Write out the whole of the material exactly.

----------

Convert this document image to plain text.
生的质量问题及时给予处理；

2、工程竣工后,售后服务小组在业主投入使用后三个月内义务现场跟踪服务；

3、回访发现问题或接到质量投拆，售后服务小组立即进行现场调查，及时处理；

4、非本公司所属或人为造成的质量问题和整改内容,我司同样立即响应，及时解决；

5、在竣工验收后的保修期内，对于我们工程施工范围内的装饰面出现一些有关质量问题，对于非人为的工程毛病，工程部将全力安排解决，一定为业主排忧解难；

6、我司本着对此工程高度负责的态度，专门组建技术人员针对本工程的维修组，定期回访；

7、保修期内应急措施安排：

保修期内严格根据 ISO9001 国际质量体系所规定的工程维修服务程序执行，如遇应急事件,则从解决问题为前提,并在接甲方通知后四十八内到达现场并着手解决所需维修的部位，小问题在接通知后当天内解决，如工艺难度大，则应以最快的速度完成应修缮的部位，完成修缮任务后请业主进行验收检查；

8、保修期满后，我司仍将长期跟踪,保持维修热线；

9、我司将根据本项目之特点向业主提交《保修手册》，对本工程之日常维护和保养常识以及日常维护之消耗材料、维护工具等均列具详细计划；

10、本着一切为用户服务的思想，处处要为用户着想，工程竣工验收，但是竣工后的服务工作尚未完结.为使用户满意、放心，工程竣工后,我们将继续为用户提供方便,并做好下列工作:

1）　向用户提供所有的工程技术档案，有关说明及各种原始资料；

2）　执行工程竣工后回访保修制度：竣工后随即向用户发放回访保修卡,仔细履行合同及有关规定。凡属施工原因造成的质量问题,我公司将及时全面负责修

----------

* [REPLY TO THE TASK]:
Convert this document image to plain text.
生的质量问题及时给予处理；

2、工程竣工后,售后服务小组在业主投入使用后三个月内义务现场跟踪服务；

3、回访发现问题或接到质量投拆，售后服务小组立即进行现场调查，及时处理；

4、非本公司所属或人为造成的质量问题和整改内容,我司同样立即响应，及时解决；

5、在竣工验收后的保修期内，对于我们工程施工范围内的装饰面出现一些有关质量问题，对于非人为的工程毛病，工程部将全力安排解决，一定为业主排忧解难；

6、我司本着对此工程高度负责的态度，专门组建技术人员针对本工程的维修组，定期回访；

7、保修期内应急措施安排：

保修期内严格根据 ISO9001 国际质量体系所规定的工程维修服务程序执行，如遇应急事件,则从解决问题为前提,并在接甲方通知后四十八内到达现场并着手解决所需维修的部位，小问题在接通知后当天内解决，如工艺难度大，则应以最快的速度完成应修缮的部位，完成修缮任务后请业主进行验收检查；

8、保修期满后，我司仍将长期跟踪,保持维修热线；

9、我司将根据本项目之特点向业主提交《保修手册》，对本工程之日常维护和保养常识以及日常维护之消耗材料、维护工具等均列具详细计划；

10、本着一切为用户服务的思想，处处要为用户着想，工程竣工验收，但是竣工后的服务工作尚未完结.为使用户满意、放心，工程竣工后,我们将继续为用户提供方便,并做好下列工作:

1）　向用户提供所有的工程技术档案，有关说明及各种原始资料；

2）　执行工程竣工后回访保修制度：竣工后随即向用户发放回访保修卡,仔细履行合同及有关规定。凡属施工原因造成的质量问题,我公司将及时全面负责修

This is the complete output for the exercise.